#### [Material to process]
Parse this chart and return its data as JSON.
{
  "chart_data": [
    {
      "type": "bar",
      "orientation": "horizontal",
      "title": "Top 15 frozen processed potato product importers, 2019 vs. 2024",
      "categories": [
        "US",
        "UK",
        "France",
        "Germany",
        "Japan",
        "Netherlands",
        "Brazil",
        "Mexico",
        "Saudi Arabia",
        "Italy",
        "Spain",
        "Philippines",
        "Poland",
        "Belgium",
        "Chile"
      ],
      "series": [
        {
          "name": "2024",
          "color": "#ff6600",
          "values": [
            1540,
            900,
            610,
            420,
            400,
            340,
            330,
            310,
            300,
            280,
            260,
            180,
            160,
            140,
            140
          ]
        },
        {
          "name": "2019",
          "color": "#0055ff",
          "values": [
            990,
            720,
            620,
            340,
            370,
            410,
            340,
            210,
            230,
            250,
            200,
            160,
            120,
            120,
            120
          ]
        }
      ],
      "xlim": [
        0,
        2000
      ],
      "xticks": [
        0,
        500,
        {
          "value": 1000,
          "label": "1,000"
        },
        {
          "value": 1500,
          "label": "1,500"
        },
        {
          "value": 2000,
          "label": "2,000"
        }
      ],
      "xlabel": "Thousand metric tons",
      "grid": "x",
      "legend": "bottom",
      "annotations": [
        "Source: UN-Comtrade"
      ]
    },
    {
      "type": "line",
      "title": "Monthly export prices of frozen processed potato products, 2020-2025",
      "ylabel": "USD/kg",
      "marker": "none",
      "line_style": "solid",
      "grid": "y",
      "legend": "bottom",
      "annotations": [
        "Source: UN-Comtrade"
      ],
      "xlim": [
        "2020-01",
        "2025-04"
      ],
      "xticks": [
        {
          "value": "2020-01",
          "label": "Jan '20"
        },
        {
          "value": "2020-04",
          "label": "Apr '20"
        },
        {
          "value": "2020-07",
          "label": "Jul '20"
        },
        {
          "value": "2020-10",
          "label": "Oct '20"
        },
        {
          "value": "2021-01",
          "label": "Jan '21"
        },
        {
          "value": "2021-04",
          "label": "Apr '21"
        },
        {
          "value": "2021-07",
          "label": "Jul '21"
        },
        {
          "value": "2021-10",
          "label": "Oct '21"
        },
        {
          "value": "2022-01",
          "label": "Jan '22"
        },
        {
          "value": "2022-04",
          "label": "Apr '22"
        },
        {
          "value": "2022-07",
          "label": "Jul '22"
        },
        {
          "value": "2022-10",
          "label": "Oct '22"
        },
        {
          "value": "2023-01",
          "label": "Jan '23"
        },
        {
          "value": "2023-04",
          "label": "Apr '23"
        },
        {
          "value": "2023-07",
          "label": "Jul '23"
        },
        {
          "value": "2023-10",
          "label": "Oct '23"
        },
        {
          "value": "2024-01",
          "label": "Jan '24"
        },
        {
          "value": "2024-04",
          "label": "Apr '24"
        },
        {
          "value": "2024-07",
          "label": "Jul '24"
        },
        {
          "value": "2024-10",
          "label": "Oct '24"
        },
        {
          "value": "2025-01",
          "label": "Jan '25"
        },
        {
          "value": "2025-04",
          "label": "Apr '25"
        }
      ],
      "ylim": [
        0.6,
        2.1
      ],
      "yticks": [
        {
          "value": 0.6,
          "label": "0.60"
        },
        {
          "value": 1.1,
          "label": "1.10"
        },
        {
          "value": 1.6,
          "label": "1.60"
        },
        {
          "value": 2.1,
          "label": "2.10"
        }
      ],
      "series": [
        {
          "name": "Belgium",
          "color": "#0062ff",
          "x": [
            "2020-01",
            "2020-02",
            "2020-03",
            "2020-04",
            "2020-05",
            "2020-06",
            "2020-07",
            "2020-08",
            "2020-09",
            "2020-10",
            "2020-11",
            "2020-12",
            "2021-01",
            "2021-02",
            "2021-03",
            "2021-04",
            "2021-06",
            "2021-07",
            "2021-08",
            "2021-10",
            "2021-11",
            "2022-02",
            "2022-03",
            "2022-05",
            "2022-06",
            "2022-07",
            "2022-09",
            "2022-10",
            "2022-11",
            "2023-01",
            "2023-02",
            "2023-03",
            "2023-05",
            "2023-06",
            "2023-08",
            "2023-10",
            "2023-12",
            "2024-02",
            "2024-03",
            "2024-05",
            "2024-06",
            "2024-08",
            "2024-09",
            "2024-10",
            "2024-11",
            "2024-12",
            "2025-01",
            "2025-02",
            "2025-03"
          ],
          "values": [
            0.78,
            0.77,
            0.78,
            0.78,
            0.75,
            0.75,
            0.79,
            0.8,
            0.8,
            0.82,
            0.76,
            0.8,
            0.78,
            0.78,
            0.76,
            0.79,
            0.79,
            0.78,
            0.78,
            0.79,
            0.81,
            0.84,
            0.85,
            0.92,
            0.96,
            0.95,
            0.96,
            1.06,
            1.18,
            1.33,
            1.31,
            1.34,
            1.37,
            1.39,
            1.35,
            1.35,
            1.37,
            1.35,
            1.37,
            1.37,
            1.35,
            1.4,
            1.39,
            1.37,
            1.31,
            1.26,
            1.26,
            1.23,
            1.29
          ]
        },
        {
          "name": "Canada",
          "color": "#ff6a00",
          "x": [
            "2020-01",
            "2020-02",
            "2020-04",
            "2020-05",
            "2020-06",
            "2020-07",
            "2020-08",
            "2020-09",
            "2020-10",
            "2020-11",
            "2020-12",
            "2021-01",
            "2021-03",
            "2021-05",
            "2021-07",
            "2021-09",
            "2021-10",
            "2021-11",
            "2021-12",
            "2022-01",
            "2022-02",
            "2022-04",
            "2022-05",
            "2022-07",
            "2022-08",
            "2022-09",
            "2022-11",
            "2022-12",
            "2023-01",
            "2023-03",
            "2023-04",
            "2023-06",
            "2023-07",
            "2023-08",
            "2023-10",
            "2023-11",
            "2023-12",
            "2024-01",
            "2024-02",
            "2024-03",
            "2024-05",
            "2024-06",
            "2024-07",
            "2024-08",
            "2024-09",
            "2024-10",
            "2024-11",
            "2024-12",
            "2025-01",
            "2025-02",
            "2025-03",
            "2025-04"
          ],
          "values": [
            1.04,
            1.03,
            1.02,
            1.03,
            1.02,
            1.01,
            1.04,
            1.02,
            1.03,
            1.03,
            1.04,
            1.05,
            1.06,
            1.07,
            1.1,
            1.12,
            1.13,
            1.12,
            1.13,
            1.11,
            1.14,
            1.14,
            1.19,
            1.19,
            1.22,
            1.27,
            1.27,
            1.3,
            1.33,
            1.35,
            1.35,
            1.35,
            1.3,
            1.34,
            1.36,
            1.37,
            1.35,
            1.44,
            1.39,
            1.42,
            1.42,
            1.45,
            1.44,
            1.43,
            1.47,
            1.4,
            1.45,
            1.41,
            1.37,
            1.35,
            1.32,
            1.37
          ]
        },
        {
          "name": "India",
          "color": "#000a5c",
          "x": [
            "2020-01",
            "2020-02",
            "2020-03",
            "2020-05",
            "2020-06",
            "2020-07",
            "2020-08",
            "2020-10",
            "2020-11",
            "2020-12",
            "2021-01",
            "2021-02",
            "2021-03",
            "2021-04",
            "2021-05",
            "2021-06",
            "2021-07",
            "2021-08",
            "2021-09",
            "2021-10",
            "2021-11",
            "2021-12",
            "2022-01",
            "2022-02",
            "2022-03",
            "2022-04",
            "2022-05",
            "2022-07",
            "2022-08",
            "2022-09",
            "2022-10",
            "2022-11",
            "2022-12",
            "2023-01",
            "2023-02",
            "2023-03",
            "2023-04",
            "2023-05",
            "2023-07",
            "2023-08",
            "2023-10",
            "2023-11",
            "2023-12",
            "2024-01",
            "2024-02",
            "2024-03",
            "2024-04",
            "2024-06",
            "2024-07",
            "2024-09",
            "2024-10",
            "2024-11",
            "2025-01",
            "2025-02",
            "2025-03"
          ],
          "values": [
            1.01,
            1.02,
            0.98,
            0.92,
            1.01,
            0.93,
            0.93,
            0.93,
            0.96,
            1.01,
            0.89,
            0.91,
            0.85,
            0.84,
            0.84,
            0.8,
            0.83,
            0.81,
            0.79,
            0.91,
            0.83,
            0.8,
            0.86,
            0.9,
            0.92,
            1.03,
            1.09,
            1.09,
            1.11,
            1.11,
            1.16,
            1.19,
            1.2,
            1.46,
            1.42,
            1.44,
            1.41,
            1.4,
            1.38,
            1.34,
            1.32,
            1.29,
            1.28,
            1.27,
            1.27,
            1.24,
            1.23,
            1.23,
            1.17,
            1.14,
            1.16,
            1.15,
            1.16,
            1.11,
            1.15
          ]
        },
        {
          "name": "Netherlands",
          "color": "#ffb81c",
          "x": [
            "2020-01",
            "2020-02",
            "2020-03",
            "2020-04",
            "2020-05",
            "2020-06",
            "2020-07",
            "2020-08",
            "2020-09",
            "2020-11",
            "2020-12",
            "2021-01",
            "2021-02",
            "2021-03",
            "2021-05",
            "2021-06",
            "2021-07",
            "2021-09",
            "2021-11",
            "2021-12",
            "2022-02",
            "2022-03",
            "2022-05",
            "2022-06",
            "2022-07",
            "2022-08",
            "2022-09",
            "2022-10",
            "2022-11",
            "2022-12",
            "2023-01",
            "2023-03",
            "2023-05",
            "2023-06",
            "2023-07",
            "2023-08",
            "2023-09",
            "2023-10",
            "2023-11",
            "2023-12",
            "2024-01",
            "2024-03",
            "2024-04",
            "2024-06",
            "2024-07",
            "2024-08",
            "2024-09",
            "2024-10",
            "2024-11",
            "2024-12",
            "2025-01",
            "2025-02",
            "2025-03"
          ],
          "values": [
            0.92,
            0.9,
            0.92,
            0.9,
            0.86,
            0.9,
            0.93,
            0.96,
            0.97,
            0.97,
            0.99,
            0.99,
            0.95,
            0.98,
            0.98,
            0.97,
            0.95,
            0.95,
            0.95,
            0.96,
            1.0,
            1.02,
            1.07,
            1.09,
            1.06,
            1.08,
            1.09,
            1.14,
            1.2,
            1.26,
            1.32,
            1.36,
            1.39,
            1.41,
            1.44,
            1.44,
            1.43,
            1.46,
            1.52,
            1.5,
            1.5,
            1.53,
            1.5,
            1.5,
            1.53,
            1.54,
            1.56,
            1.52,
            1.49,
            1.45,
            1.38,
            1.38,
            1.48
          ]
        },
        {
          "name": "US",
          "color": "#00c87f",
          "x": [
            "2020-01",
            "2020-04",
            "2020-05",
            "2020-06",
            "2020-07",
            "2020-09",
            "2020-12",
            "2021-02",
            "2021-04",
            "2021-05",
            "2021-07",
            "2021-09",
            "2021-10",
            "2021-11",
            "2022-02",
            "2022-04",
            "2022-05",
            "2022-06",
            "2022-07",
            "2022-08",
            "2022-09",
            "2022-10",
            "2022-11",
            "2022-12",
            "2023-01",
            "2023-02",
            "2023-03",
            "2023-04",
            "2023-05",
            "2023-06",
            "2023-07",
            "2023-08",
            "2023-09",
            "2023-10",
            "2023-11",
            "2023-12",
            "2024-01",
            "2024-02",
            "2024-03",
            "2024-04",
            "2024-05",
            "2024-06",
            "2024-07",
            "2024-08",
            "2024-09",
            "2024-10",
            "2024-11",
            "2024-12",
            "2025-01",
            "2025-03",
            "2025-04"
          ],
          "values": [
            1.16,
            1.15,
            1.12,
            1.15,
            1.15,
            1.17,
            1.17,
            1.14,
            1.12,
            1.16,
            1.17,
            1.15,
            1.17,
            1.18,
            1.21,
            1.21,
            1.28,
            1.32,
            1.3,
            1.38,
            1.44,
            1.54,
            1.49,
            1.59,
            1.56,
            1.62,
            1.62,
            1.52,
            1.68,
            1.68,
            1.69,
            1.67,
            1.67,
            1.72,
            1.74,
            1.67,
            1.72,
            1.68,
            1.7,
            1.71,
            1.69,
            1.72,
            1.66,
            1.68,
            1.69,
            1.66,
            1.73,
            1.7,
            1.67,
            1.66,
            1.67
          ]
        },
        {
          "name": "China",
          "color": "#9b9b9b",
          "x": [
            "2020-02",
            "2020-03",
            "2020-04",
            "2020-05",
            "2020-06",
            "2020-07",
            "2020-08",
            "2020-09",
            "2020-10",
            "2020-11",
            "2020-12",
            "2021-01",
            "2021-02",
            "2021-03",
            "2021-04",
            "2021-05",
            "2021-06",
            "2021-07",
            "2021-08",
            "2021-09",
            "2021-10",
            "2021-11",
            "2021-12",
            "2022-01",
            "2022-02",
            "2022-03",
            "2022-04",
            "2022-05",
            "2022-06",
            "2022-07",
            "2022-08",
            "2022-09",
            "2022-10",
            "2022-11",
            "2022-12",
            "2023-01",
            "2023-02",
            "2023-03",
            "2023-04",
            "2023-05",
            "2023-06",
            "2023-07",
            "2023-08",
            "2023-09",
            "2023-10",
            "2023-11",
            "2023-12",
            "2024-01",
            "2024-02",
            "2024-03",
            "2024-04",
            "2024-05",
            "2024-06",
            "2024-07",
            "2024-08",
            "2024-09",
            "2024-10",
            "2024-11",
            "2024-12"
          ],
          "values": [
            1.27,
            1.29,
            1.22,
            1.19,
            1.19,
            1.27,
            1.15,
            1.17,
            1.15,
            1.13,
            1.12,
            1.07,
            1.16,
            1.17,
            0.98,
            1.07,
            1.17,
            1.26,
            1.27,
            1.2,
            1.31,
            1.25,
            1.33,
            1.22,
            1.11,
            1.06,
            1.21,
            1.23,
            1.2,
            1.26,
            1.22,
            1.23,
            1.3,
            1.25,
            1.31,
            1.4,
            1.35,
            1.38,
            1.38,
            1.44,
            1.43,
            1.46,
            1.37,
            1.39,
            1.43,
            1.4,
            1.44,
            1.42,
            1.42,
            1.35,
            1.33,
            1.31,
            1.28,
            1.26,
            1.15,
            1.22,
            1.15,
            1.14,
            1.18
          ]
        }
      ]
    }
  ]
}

#### [What this task involves]
Only lines holding the string "name" are wanted; gather each one from the entries above.

#### [In response]
          "name": "2024",
          "name": "2019",
          "name": "Belgium",
          "name": "Canada",
          "name": "India",
          "name": "Netherlands",
          "name": "US",
          "name": "China",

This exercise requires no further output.